WHAT IS REQUIRED — Please reproduce every line of the listing below word for word, leaving out the pictures.

● ● ●

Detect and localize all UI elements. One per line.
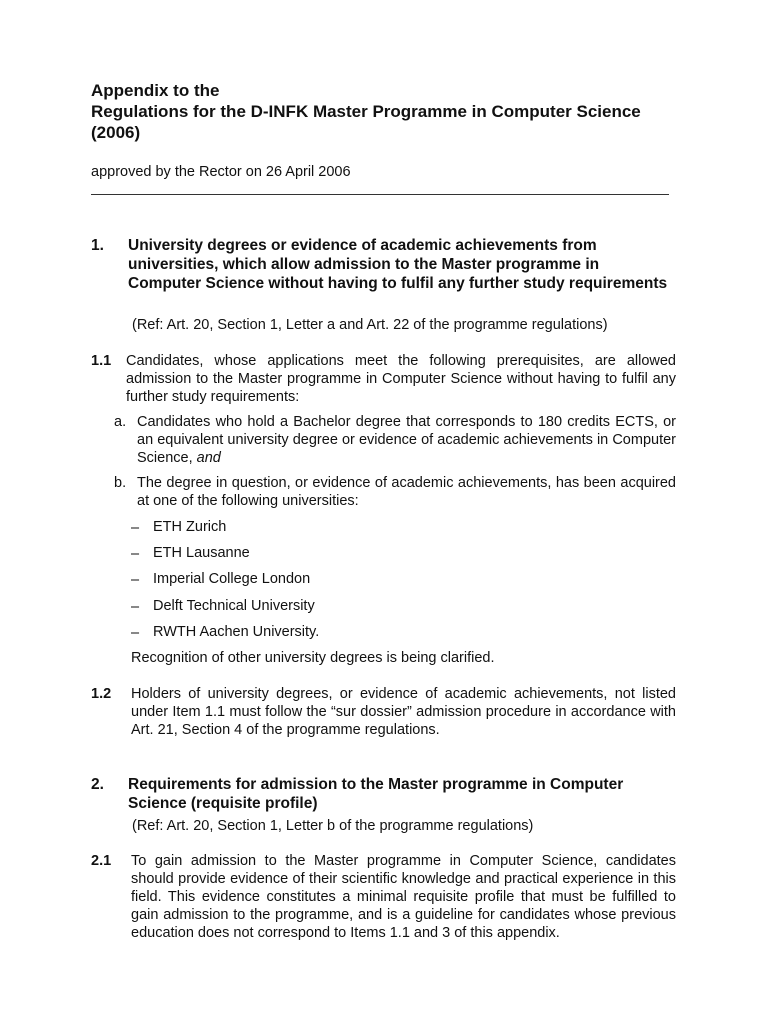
section-2-title: Requirements for admission to the Master programme in Computer Science (requisite profile) <box>128 776 624 812</box>
item-1-1-a-letter: a. <box>114 414 127 430</box>
item-2-1-text: To gain admission to the Master programme in Computer Science, candidates should provide evidence of their scientific knowledge and practical experience in this field. This evidence constitutes a minimal requisite profile that must be fulfilled to gain admission to the programme, and is a guideline for candidates whose previous education does not correspond to Items 1.1 and 3 of this appendix. <box>131 853 676 941</box>
divider-line <box>91 194 669 195</box>
list-dash: – <box>131 625 140 641</box>
list-dash: – <box>131 520 140 536</box>
item-1-1-a-content: Candidates who hold a Bachelor degree that corresponds to 180 credits ECTS, or an equivalent university degree or evidence of academic achievements in Computer Science, <box>137 414 676 466</box>
item-1-1-text-content: Candidates, whose applications meet the following prerequisites, are allowed admission to the Master programme in Computer Science without having to fulfil any further study requirements: <box>126 353 676 405</box>
item-1-1-b-text: The degree in question, or evidence of academic achievements, has been acquired at one of the following universities: <box>137 475 676 509</box>
section-2-ref: (Ref: Art. 20, Section 1, Letter b of the programme regulations) <box>132 818 534 834</box>
university-item: Delft Technical University <box>153 598 315 614</box>
item-1-2-text: Holders of university degrees, or evidence of academic achievements, not listed under Item 1.1 must follow the “sur dossier” admission procedure in accordance with Art. 21, Section 4 of the programme regulations. <box>131 686 676 738</box>
university-item: Imperial College London <box>153 571 311 587</box>
document-title <box>91 80 641 143</box>
item-1-1-a-and: and <box>196 450 221 466</box>
university-item: ETH Zurich <box>153 519 227 535</box>
approval-note: approved by the Rector on 26 April 2006 <box>91 164 351 180</box>
title-line-3: (2006) <box>91 123 141 142</box>
university-item: RWTH Aachen University. <box>153 624 320 640</box>
section-2-number: 2. <box>91 776 104 793</box>
item-2-1-number: 2.1 <box>91 853 112 869</box>
section-1-ref: (Ref: Art. 20, Section 1, Letter a and Art. 22 of the programme regulations) <box>132 317 608 333</box>
item-1-2-number: 1.2 <box>91 686 112 702</box>
item-1-1-text <box>126 352 676 406</box>
section-1-number: 1. <box>91 237 104 254</box>
title-line-1: Appendix to the <box>91 81 220 100</box>
list-dash: – <box>131 546 140 562</box>
item-1-1-number: 1.1 <box>91 353 112 369</box>
university-item: ETH Lausanne <box>153 545 250 561</box>
title-line-2: Regulations for the D-INFK Master Programme in Computer Science <box>91 102 641 121</box>
item-1-1-b-letter: b. <box>114 475 127 491</box>
item-1-1-a-text <box>137 413 676 467</box>
recognition-note: Recognition of other university degrees is being clarified. <box>131 650 495 666</box>
section-1-title: University degrees or evidence of academic achievements from universities, which allow admission to the Master programme in Computer Science without having to fulfil any further study requirements <box>128 237 668 292</box>
list-dash: – <box>131 572 140 588</box>
list-dash: – <box>131 599 140 615</box>
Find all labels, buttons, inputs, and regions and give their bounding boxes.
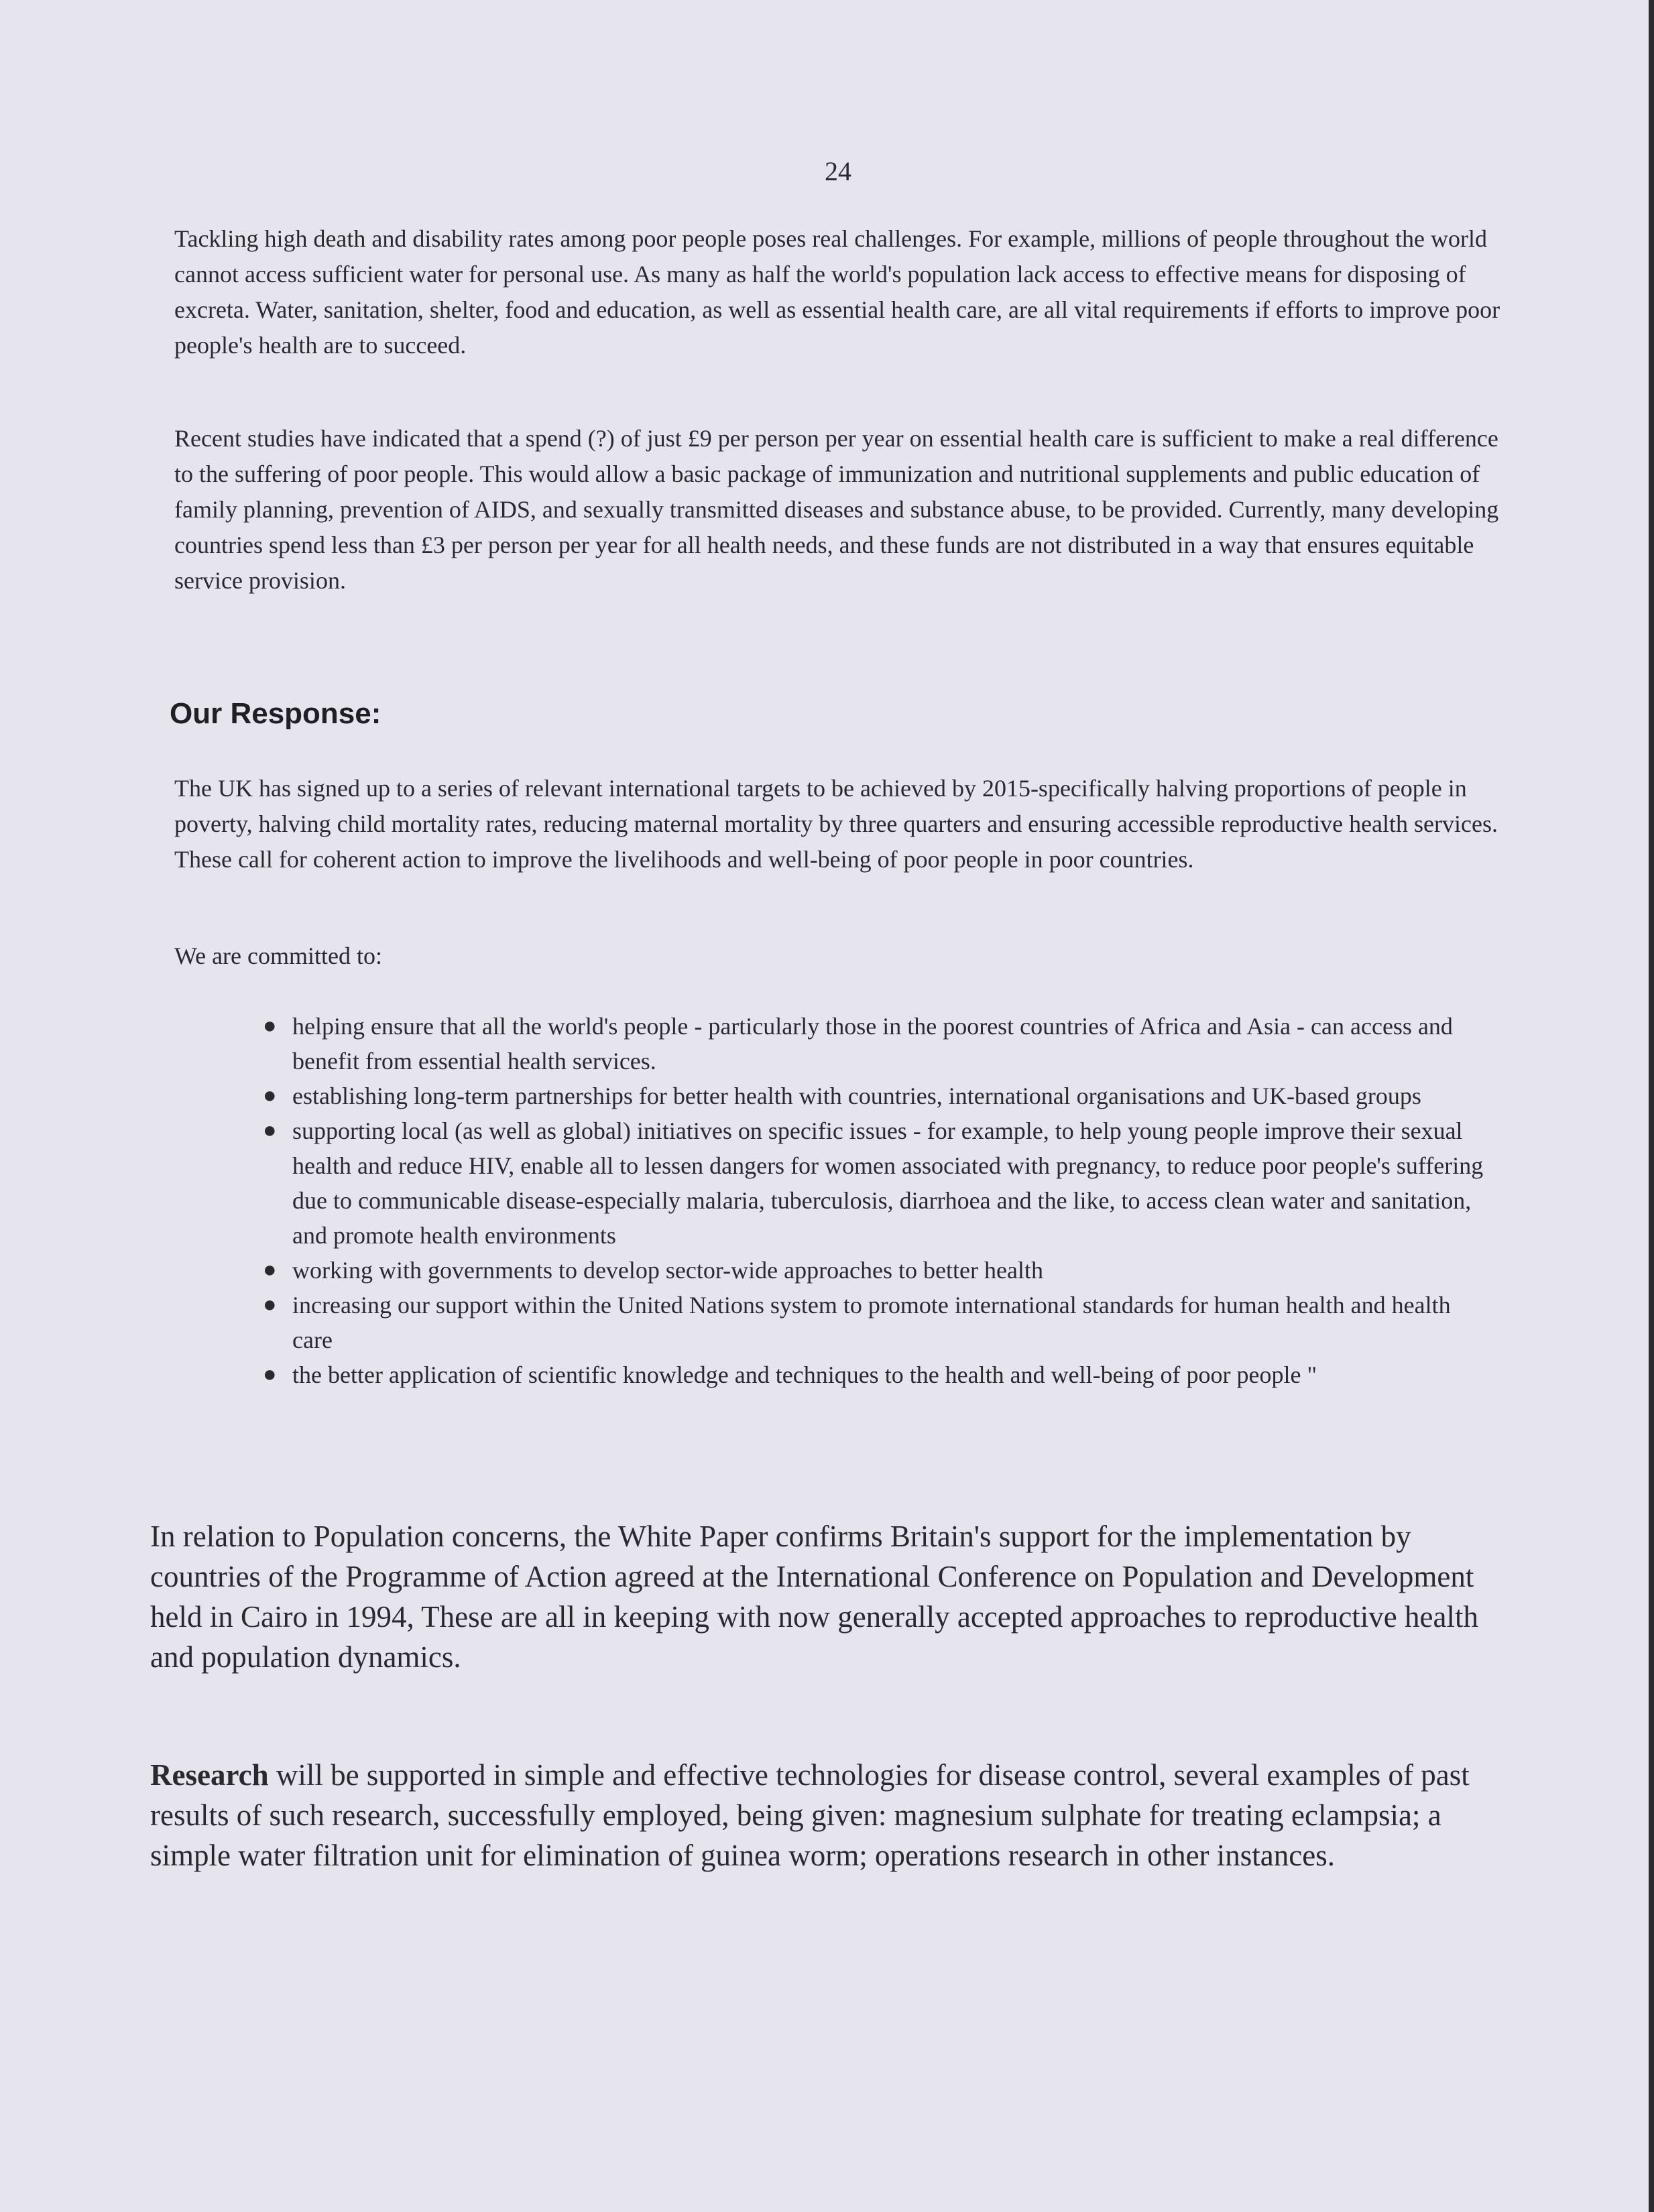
- paragraph-research: [150, 1755, 1504, 1876]
- paragraph-population: In relation to Population concerns, the White Paper confirms Britain's support for the implementation by countries of the Programme of Action agreed at the International Conference on Population and Development held in Cairo in 1994, These are all in keeping with now generally accepted approaches to reproductive health and population dynamics.: [150, 1520, 1478, 1674]
- bullet-icon: ●: [263, 1292, 277, 1317]
- section-heading: Our Response:: [170, 697, 381, 730]
- list-item: [255, 1113, 1495, 1253]
- paragraph-studies: Recent studies have indicated that a spend (?) of just £9 per person per year on essential health care is sufficient to make a real difference to the suffering of poor people. This would allow a basic package of immunization and nutritional supplements and public education of family planning, prevention of AIDS, and sexually transmitted diseases and substance abuse, to be provided. Currently, many developing countries spend less than £3 per person per year for all health needs, and these funds are not distributed in a way that ensures equitable service provision.: [174, 425, 1499, 594]
- list-item-text: helping ensure that all the world's people - particularly those in the poorest countries of Africa and Asia - can access and benefit from essential health services.: [292, 1013, 1453, 1074]
- bullet-icon: ●: [263, 1013, 277, 1038]
- page-number: 24: [825, 156, 851, 186]
- research-lead-word: Research: [150, 1758, 269, 1792]
- list-item: [255, 1079, 1495, 1113]
- list-item: [255, 1288, 1495, 1357]
- list-item: [255, 1357, 1495, 1392]
- list-item-text: establishing long-term partnerships for better health with countries, international organisations and UK-based groups: [292, 1083, 1421, 1109]
- list-item-text: supporting local (as well as global) initiatives on specific issues - for example, to help young people improve their sexual health and reduce HIV, enable all to lessen dangers for women associated with pregnancy, to reduce poor people's suffering due to communicable disease-especially malaria, tuberculosis, diarrhoea and the like, to access clean water and sanitation, and promote health environments: [292, 1117, 1484, 1249]
- page-edge: [1649, 0, 1654, 2212]
- list-item: [255, 1253, 1495, 1288]
- list-item: [255, 1009, 1495, 1079]
- research-text: will be supported in simple and effective technologies for disease control, several examples of past results of such research, successfully employed, being given: magnesium sulphate for treating eclampsia; a simple water filtration unit for elimination of guinea worm; operations research in other instances.: [150, 1758, 1470, 1872]
- bullet-icon: ●: [263, 1083, 277, 1108]
- list-item-text: increasing our support within the United Nations system to promote international standards for human health and health care: [292, 1292, 1451, 1353]
- paragraph-challenges: Tackling high death and disability rates among poor people poses real challenges. For example, millions of people throughout the world cannot access sufficient water for personal use. As many as half the world's population lack access to effective means for disposing of excreta. Water, sanitation, shelter, food and education, as well as essential health care, are all vital requirements if efforts to improve poor people's health are to succeed.: [174, 225, 1500, 359]
- commitments-list: [255, 1009, 1495, 1392]
- commitments-intro: We are committed to:: [174, 942, 382, 969]
- list-item-text: the better application of scientific knowledge and techniques to the health and well-being of poor people ": [292, 1361, 1317, 1388]
- bullet-icon: ●: [263, 1118, 277, 1143]
- bullet-icon: ●: [263, 1362, 277, 1387]
- paragraph-targets: The UK has signed up to a series of relevant international targets to be achieved by 2015-specifically halving proportions of people in poverty, halving child mortality rates, reducing maternal mortality by three quarters and ensuring accessible reproductive health services. These call for coherent action to improve the livelihoods and well-being of poor people in poor countries.: [174, 775, 1498, 873]
- list-item-text: working with governments to develop sector-wide approaches to better health: [292, 1257, 1043, 1284]
- bullet-icon: ●: [263, 1257, 277, 1282]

● ● ●

IN RESPONSE —
Detect and localize all UI elements. One per line.
section-2-title: Requirements for admission to the Master programme in Computer Science (requisite profile) <box>128 776 624 812</box>
item-1-1-a-letter: a. <box>114 414 127 430</box>
item-2-1-text: To gain admission to the Master programme in Computer Science, candidates should provide evidence of their scientific knowledge and practical experience in this field. This evidence constitutes a minimal requisite profile that must be fulfilled to gain admission to the programme, and is a guideline for candidates whose previous education does not correspond to Items 1.1 and 3 of this appendix. <box>131 853 676 941</box>
divider-line <box>91 194 669 195</box>
list-dash: – <box>131 625 140 641</box>
list-dash: – <box>131 520 140 536</box>
item-1-1-a-content: Candidates who hold a Bachelor degree that corresponds to 180 credits ECTS, or an equivalent university degree or evidence of academic achievements in Computer Science, <box>137 414 676 466</box>
item-1-1-text-content: Candidates, whose applications meet the following prerequisites, are allowed admission to the Master programme in Computer Science without having to fulfil any further study requirements: <box>126 353 676 405</box>
item-1-1-b-text: The degree in question, or evidence of academic achievements, has been acquired at one of the following universities: <box>137 475 676 509</box>
section-2-ref: (Ref: Art. 20, Section 1, Letter b of the programme regulations) <box>132 818 534 834</box>
university-item: Delft Technical University <box>153 598 315 614</box>
item-1-2-text: Holders of university degrees, or evidence of academic achievements, not listed under Item 1.1 must follow the “sur dossier” admission procedure in accordance with Art. 21, Section 4 of the programme regulations. <box>131 686 676 738</box>
university-item: Imperial College London <box>153 571 311 587</box>
document-title <box>91 80 641 143</box>
item-1-1-a-and: and <box>196 450 221 466</box>
university-item: ETH Zurich <box>153 519 227 535</box>
approval-note: approved by the Rector on 26 April 2006 <box>91 164 351 180</box>
title-line-3: (2006) <box>91 123 141 142</box>
university-item: RWTH Aachen University. <box>153 624 320 640</box>
section-2-number: 2. <box>91 776 104 793</box>
item-2-1-number: 2.1 <box>91 853 112 869</box>
section-1-ref: (Ref: Art. 20, Section 1, Letter a and Art. 22 of the programme regulations) <box>132 317 608 333</box>
item-1-2-number: 1.2 <box>91 686 112 702</box>
item-1-1-text <box>126 352 676 406</box>
section-1-number: 1. <box>91 237 104 254</box>
title-line-1: Appendix to the <box>91 81 220 100</box>
list-dash: – <box>131 546 140 562</box>
item-1-1-number: 1.1 <box>91 353 112 369</box>
university-item: ETH Lausanne <box>153 545 250 561</box>
title-line-2: Regulations for the D-INFK Master Programme in Computer Science <box>91 102 641 121</box>
item-1-1-b-letter: b. <box>114 475 127 491</box>
item-1-1-a-text <box>137 413 676 467</box>
recognition-note: Recognition of other university degrees is being clarified. <box>131 650 495 666</box>
section-1-title: University degrees or evidence of academic achievements from universities, which allow admission to the Master programme in Computer Science without having to fulfil any further study requirements <box>128 237 668 292</box>
list-dash: – <box>131 572 140 588</box>
list-dash: – <box>131 599 140 615</box>
Find all labels, buttons, inputs, and regions and give their bounding boxes.
- paragraph-research: [150, 1755, 1504, 1876]
- paragraph-population: In relation to Population concerns, the White Paper confirms Britain's support for the implementation by countries of the Programme of Action agreed at the International Conference on Population and Development held in Cairo in 1994, These are all in keeping with now generally accepted approaches to reproductive health and population dynamics.: [150, 1520, 1478, 1674]
- bullet-icon: ●: [263, 1292, 277, 1317]
- section-heading: Our Response:: [170, 697, 381, 730]
- list-item: [255, 1113, 1495, 1253]
- paragraph-studies: Recent studies have indicated that a spend (?) of just £9 per person per year on essential health care is sufficient to make a real difference to the suffering of poor people. This would allow a basic package of immunization and nutritional supplements and public education of family planning, prevention of AIDS, and sexually transmitted diseases and substance abuse, to be provided. Currently, many developing countries spend less than £3 per person per year for all health needs, and these funds are not distributed in a way that ensures equitable service provision.: [174, 425, 1499, 594]
- list-item-text: helping ensure that all the world's people - particularly those in the poorest countries of Africa and Asia - can access and benefit from essential health services.: [292, 1013, 1453, 1074]
- bullet-icon: ●: [263, 1013, 277, 1038]
- page-number: 24: [825, 156, 851, 186]
- research-lead-word: Research: [150, 1758, 269, 1792]
- list-item: [255, 1079, 1495, 1113]
- list-item: [255, 1288, 1495, 1357]
- list-item: [255, 1357, 1495, 1392]
- list-item-text: establishing long-term partnerships for better health with countries, international organisations and UK-based groups: [292, 1083, 1421, 1109]
- list-item-text: supporting local (as well as global) initiatives on specific issues - for example, to help young people improve their sexual health and reduce HIV, enable all to lessen dangers for women associated with pregnancy, to reduce poor people's suffering due to communicable disease-especially malaria, tuberculosis, diarrhoea and the like, to access clean water and sanitation, and promote health environments: [292, 1117, 1484, 1249]
- page-edge: [1649, 0, 1654, 2212]
- list-item: [255, 1253, 1495, 1288]
- list-item: [255, 1009, 1495, 1079]
- research-text: will be supported in simple and effective technologies for disease control, several examples of past results of such research, successfully employed, being given: magnesium sulphate for treating eclampsia; a simple water filtration unit for elimination of guinea worm; operations research in other instances.: [150, 1758, 1470, 1872]
- bullet-icon: ●: [263, 1083, 277, 1108]
- list-item-text: increasing our support within the United Nations system to promote international standards for human health and health care: [292, 1292, 1451, 1353]
- paragraph-challenges: Tackling high death and disability rates among poor people poses real challenges. For example, millions of people throughout the world cannot access sufficient water for personal use. As many as half the world's population lack access to effective means for disposing of excreta. Water, sanitation, shelter, food and education, as well as essential health care, are all vital requirements if efforts to improve poor people's health are to succeed.: [174, 225, 1500, 359]
- commitments-list: [255, 1009, 1495, 1392]
- commitments-intro: We are committed to:: [174, 942, 382, 969]
- list-item-text: the better application of scientific knowledge and techniques to the health and well-being of poor people ": [292, 1361, 1317, 1388]
- bullet-icon: ●: [263, 1118, 277, 1143]
- bullet-icon: ●: [263, 1362, 277, 1387]
- paragraph-targets: The UK has signed up to a series of relevant international targets to be achieved by 2015-specifically halving proportions of people in poverty, halving child mortality rates, reducing maternal mortality by three quarters and ensuring accessible reproductive health services. These call for coherent action to improve the livelihoods and well-being of poor people in poor countries.: [174, 775, 1498, 873]
- list-item-text: working with governments to develop sector-wide approaches to better health: [292, 1257, 1043, 1284]
- bullet-icon: ●: [263, 1257, 277, 1282]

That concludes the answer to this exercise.